[Records excerpted from a collection]
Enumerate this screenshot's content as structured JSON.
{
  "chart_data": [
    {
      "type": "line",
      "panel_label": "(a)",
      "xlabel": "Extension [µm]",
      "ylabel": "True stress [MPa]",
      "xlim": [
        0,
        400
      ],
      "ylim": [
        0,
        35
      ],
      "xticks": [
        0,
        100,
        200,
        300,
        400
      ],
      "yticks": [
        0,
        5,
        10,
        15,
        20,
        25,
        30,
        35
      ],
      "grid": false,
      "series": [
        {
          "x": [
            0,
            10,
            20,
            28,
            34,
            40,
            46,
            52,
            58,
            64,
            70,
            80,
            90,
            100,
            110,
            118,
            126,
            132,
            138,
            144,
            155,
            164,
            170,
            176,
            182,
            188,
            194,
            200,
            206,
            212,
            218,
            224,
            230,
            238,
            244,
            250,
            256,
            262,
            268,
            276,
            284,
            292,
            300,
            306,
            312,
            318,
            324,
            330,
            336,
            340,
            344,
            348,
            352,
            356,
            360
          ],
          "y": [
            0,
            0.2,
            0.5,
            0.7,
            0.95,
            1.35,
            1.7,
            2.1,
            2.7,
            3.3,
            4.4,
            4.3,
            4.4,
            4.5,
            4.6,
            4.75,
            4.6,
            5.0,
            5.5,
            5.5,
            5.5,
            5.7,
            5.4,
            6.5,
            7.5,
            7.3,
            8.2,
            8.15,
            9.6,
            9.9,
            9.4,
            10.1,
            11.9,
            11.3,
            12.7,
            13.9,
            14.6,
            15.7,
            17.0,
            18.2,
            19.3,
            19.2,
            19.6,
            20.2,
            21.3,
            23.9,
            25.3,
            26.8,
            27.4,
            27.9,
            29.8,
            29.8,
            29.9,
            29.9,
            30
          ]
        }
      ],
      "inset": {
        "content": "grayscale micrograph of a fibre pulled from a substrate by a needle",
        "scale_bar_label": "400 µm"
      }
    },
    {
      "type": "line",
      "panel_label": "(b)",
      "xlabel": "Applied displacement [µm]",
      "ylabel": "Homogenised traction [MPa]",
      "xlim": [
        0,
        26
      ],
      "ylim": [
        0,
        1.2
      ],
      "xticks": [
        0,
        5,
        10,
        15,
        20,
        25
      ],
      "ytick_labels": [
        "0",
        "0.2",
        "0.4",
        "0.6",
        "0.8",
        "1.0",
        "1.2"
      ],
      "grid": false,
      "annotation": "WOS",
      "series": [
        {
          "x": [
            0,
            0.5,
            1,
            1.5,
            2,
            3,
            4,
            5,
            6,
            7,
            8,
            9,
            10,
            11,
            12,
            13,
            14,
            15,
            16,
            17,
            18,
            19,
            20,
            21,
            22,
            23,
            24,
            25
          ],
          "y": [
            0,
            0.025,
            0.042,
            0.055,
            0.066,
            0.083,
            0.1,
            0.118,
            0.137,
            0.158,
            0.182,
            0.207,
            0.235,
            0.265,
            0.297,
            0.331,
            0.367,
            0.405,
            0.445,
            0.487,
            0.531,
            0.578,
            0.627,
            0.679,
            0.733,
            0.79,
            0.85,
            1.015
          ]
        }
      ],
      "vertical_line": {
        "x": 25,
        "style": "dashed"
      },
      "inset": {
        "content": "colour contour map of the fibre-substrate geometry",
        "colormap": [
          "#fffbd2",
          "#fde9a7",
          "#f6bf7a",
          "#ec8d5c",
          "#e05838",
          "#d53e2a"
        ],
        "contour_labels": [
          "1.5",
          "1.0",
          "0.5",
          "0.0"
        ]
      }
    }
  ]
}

Instruction:
Copy out the lines that hold "fibre".

Correct answer:
        "content": "grayscale micrograph of a fibre pulled from a substrate by a needle",
        "content": "colour contour map of the fibre-substrate geometry",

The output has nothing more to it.